| Do this |
Write out the records word for word, with no pictures.

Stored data
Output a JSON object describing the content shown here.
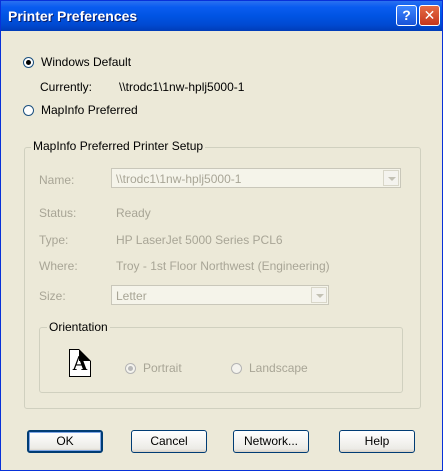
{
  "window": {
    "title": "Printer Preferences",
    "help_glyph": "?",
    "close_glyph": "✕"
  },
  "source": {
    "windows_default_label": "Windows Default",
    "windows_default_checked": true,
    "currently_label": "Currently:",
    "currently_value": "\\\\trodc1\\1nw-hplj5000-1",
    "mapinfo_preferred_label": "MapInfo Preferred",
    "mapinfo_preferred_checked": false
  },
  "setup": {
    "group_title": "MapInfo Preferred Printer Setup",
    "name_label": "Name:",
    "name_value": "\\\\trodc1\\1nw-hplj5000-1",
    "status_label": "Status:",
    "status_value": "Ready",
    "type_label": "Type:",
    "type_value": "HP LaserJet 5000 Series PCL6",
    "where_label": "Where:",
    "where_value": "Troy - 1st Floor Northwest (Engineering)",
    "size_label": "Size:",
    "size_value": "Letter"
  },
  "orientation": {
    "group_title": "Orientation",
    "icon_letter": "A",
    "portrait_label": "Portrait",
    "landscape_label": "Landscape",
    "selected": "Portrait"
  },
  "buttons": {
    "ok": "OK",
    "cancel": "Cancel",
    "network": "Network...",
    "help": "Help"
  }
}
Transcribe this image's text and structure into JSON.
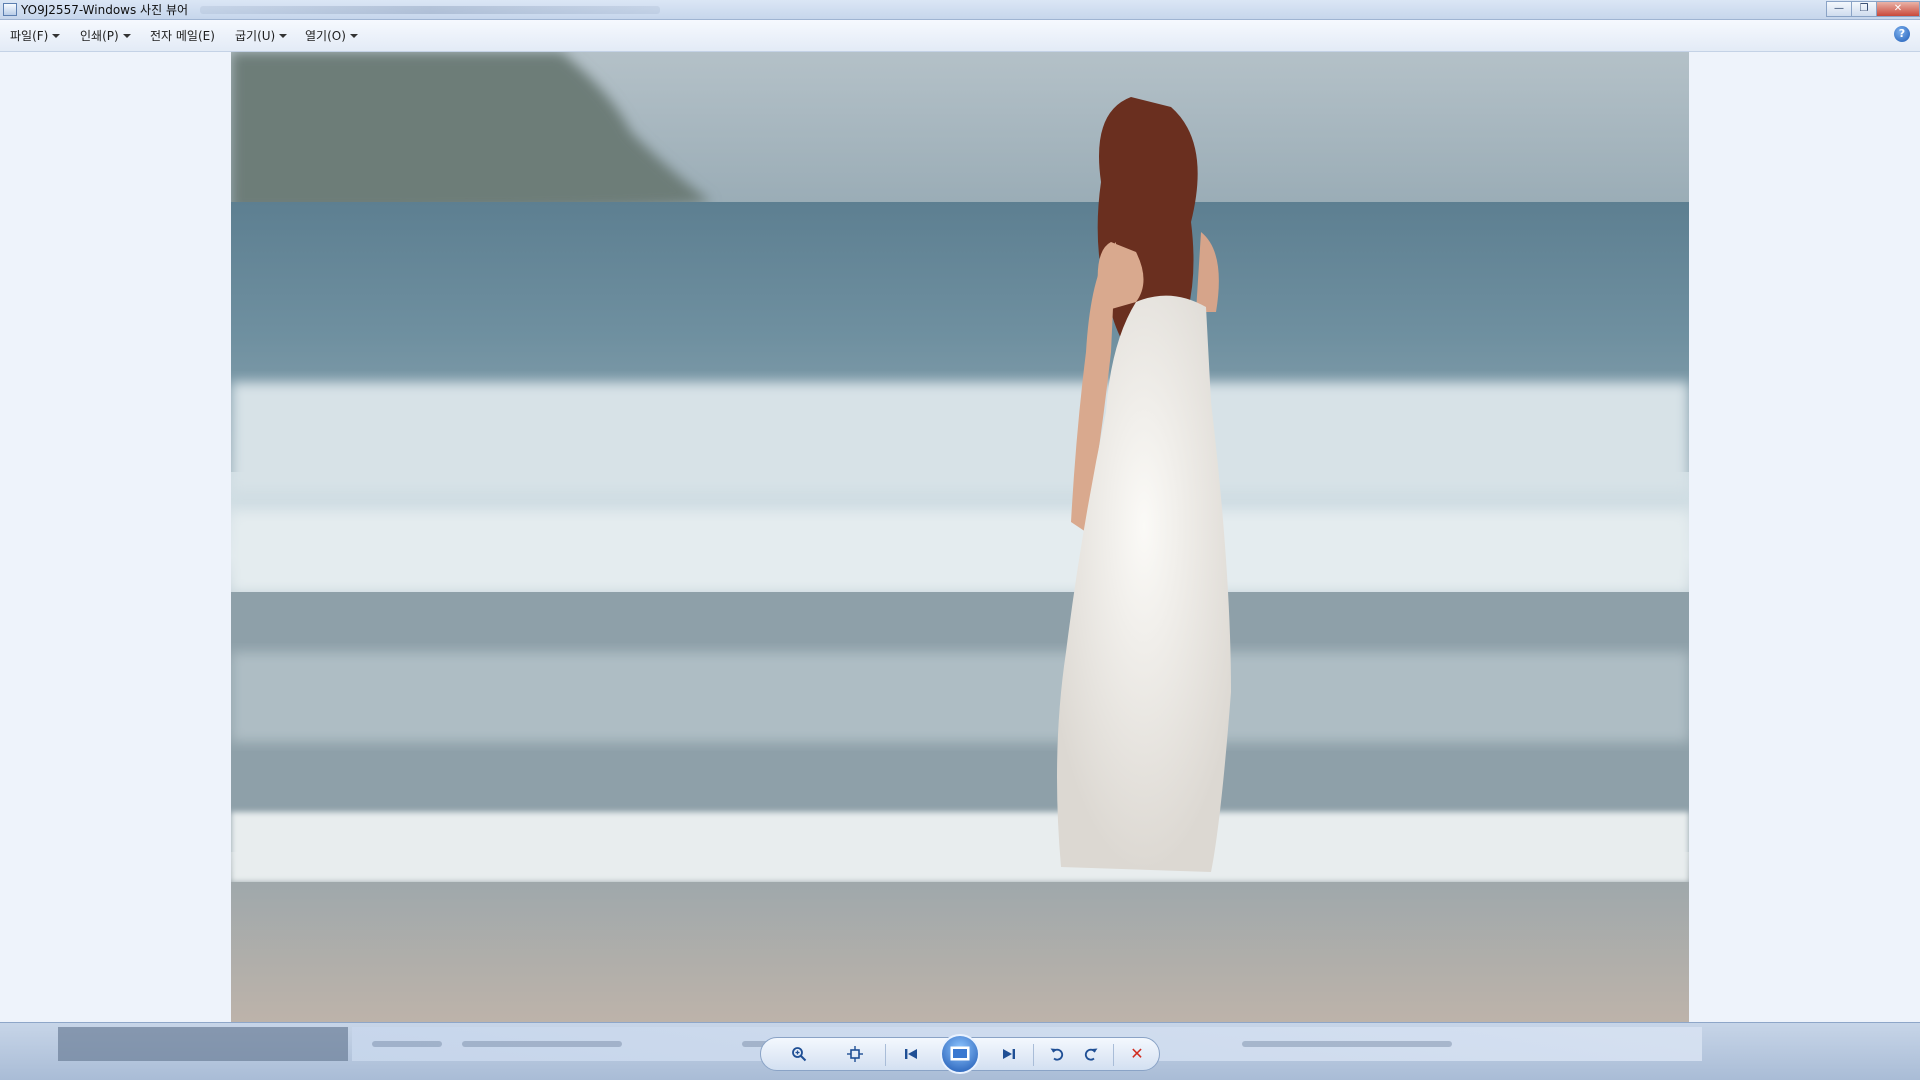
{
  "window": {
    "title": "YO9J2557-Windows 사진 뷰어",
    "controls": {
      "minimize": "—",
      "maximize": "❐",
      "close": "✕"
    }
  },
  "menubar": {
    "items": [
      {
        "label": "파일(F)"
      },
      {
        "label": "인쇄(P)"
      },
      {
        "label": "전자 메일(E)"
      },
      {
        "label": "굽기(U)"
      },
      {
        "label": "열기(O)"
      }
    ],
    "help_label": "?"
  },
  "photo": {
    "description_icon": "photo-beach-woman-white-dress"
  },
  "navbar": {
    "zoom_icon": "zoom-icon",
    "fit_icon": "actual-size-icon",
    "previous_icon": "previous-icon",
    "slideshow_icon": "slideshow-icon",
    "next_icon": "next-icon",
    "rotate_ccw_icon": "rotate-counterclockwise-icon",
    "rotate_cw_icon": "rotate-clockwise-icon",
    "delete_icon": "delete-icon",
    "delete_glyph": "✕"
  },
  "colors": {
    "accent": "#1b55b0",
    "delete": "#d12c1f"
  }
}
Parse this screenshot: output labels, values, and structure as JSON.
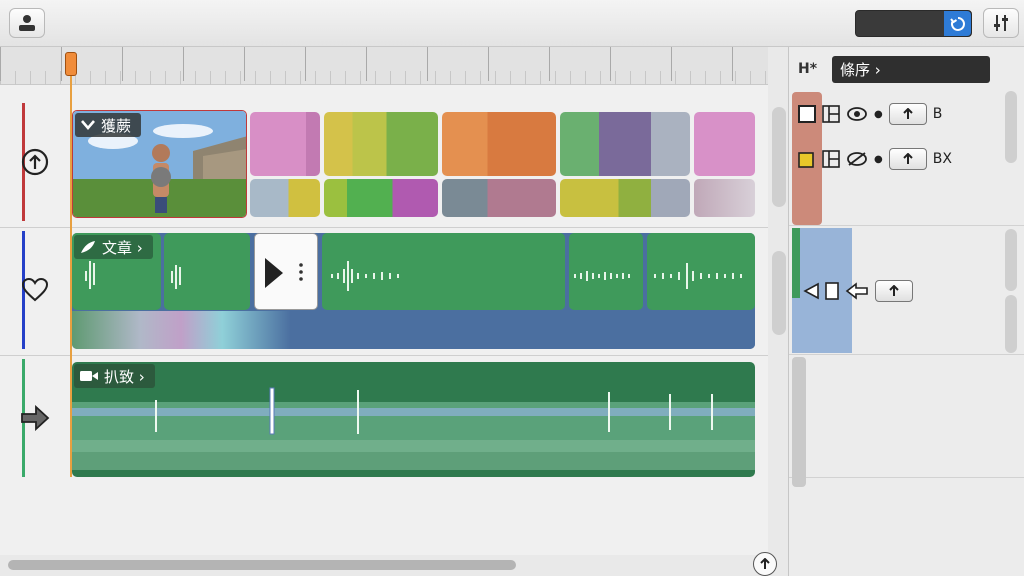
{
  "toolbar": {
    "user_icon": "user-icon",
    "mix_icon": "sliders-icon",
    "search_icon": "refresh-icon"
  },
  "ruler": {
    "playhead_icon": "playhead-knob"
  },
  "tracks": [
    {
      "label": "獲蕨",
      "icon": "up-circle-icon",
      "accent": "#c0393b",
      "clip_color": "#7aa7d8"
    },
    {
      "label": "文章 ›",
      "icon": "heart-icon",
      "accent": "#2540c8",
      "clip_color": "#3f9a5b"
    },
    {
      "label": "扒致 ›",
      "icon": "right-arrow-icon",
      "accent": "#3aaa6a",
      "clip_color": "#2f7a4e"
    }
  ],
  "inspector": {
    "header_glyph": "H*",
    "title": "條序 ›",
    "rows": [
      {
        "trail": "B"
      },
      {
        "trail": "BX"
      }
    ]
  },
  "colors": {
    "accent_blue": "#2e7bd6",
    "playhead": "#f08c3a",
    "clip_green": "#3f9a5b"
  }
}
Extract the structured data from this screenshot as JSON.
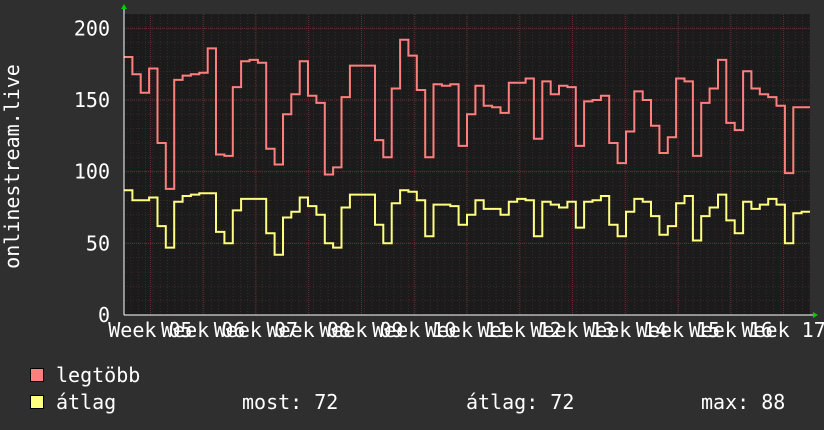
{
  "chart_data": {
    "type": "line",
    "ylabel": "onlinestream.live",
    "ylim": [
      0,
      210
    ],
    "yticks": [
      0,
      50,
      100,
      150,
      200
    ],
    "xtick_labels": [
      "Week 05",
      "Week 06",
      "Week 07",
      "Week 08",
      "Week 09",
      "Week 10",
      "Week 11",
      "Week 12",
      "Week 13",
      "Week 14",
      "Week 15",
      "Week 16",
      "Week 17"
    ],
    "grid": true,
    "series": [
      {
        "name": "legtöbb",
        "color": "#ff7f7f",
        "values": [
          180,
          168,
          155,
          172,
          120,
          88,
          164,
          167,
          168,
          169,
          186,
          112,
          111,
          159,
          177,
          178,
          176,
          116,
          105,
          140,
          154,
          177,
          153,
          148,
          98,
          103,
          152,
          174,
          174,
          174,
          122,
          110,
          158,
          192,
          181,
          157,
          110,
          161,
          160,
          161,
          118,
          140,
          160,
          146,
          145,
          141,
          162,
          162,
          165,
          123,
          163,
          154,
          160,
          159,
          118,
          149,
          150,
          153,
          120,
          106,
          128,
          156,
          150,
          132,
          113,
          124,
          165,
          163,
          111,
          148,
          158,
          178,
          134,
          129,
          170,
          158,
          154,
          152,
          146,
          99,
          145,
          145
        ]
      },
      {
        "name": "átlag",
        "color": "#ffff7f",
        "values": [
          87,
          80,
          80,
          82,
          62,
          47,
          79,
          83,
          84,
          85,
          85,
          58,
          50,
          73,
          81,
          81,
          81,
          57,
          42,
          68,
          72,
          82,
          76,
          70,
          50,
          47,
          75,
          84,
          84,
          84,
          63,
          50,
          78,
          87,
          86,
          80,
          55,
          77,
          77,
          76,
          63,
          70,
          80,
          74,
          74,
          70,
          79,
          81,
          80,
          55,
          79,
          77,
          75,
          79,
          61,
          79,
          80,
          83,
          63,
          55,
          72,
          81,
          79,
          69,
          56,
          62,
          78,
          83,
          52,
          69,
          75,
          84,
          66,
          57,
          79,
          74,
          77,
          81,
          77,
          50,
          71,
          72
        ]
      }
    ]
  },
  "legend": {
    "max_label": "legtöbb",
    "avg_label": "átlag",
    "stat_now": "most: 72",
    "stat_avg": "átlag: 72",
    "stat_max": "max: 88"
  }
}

| Answer to the problem |
Output a JSON object describing the content shown here.
{
  "window": {
    "title": "Printer Preferences",
    "help_glyph": "?",
    "close_glyph": "✕"
  },
  "source": {
    "windows_default_label": "Windows Default",
    "windows_default_checked": true,
    "currently_label": "Currently:",
    "currently_value": "\\\\trodc1\\1nw-hplj5000-1",
    "mapinfo_preferred_label": "MapInfo Preferred",
    "mapinfo_preferred_checked": false
  },
  "setup": {
    "group_title": "MapInfo Preferred Printer Setup",
    "name_label": "Name:",
    "name_value": "\\\\trodc1\\1nw-hplj5000-1",
    "status_label": "Status:",
    "status_value": "Ready",
    "type_label": "Type:",
    "type_value": "HP LaserJet 5000 Series PCL6",
    "where_label": "Where:",
    "where_value": "Troy - 1st Floor Northwest (Engineering)",
    "size_label": "Size:",
    "size_value": "Letter"
  },
  "orientation": {
    "group_title": "Orientation",
    "icon_letter": "A",
    "portrait_label": "Portrait",
    "landscape_label": "Landscape",
    "selected": "Portrait"
  },
  "buttons": {
    "ok": "OK",
    "cancel": "Cancel",
    "network": "Network...",
    "help": "Help"
  }
}
Transcribe this image's text and structure into JSON.
{
  "window": {
    "title": "YO9J2557-Windows 사진 뷰어",
    "controls": {
      "minimize": "—",
      "maximize": "❐",
      "close": "✕"
    }
  },
  "menubar": {
    "items": [
      {
        "label": "파일(F)"
      },
      {
        "label": "인쇄(P)"
      },
      {
        "label": "전자 메일(E)"
      },
      {
        "label": "굽기(U)"
      },
      {
        "label": "열기(O)"
      }
    ],
    "help_label": "?"
  },
  "photo": {
    "description_icon": "photo-beach-woman-white-dress"
  },
  "navbar": {
    "zoom_icon": "zoom-icon",
    "fit_icon": "actual-size-icon",
    "previous_icon": "previous-icon",
    "slideshow_icon": "slideshow-icon",
    "next_icon": "next-icon",
    "rotate_ccw_icon": "rotate-counterclockwise-icon",
    "rotate_cw_icon": "rotate-clockwise-icon",
    "delete_icon": "delete-icon",
    "delete_glyph": "✕"
  },
  "colors": {
    "accent": "#1b55b0",
    "delete": "#d12c1f"
  }
}
Parse this screenshot: output labels, values, and structure as JSON.
{
  "toolbar": {
    "user_icon": "user-icon",
    "mix_icon": "sliders-icon",
    "search_icon": "refresh-icon"
  },
  "ruler": {
    "playhead_icon": "playhead-knob"
  },
  "tracks": [
    {
      "label": "獲蕨",
      "icon": "up-circle-icon",
      "accent": "#c0393b",
      "clip_color": "#7aa7d8"
    },
    {
      "label": "文章 ›",
      "icon": "heart-icon",
      "accent": "#2540c8",
      "clip_color": "#3f9a5b"
    },
    {
      "label": "扒致 ›",
      "icon": "right-arrow-icon",
      "accent": "#3aaa6a",
      "clip_color": "#2f7a4e"
    }
  ],
  "inspector": {
    "header_glyph": "H*",
    "title": "條序 ›",
    "rows": [
      {
        "trail": "B"
      },
      {
        "trail": "BX"
      }
    ]
  },
  "colors": {
    "accent_blue": "#2e7bd6",
    "playhead": "#f08c3a",
    "clip_green": "#3f9a5b"
  }
}
Extract the structured data from this screenshot as JSON.
{
  "chart_data": {
    "type": "line",
    "ylabel": "onlinestream.live",
    "ylim": [
      0,
      210
    ],
    "yticks": [
      0,
      50,
      100,
      150,
      200
    ],
    "xtick_labels": [
      "Week 05",
      "Week 06",
      "Week 07",
      "Week 08",
      "Week 09",
      "Week 10",
      "Week 11",
      "Week 12",
      "Week 13",
      "Week 14",
      "Week 15",
      "Week 16",
      "Week 17"
    ],
    "grid": true,
    "series": [
      {
        "name": "legtöbb",
        "color": "#ff7f7f",
        "values": [
          180,
          168,
          155,
          172,
          120,
          88,
          164,
          167,
          168,
          169,
          186,
          112,
          111,
          159,
          177,
          178,
          176,
          116,
          105,
          140,
          154,
          177,
          153,
          148,
          98,
          103,
          152,
          174,
          174,
          174,
          122,
          110,
          158,
          192,
          181,
          157,
          110,
          161,
          160,
          161,
          118,
          140,
          160,
          146,
          145,
          141,
          162,
          162,
          165,
          123,
          163,
          154,
          160,
          159,
          118,
          149,
          150,
          153,
          120,
          106,
          128,
          156,
          150,
          132,
          113,
          124,
          165,
          163,
          111,
          148,
          158,
          178,
          134,
          129,
          170,
          158,
          154,
          152,
          146,
          99,
          145,
          145
        ]
      },
      {
        "name": "átlag",
        "color": "#ffff7f",
        "values": [
          87,
          80,
          80,
          82,
          62,
          47,
          79,
          83,
          84,
          85,
          85,
          58,
          50,
          73,
          81,
          81,
          81,
          57,
          42,
          68,
          72,
          82,
          76,
          70,
          50,
          47,
          75,
          84,
          84,
          84,
          63,
          50,
          78,
          87,
          86,
          80,
          55,
          77,
          77,
          76,
          63,
          70,
          80,
          74,
          74,
          70,
          79,
          81,
          80,
          55,
          79,
          77,
          75,
          79,
          61,
          79,
          80,
          83,
          63,
          55,
          72,
          81,
          79,
          69,
          56,
          62,
          78,
          83,
          52,
          69,
          75,
          84,
          66,
          57,
          79,
          74,
          77,
          81,
          77,
          50,
          71,
          72
        ]
      }
    ]
  },
  "legend": {
    "max_label": "legtöbb",
    "avg_label": "átlag",
    "stat_now": "most: 72",
    "stat_avg": "átlag: 72",
    "stat_max": "max: 88"
  }
}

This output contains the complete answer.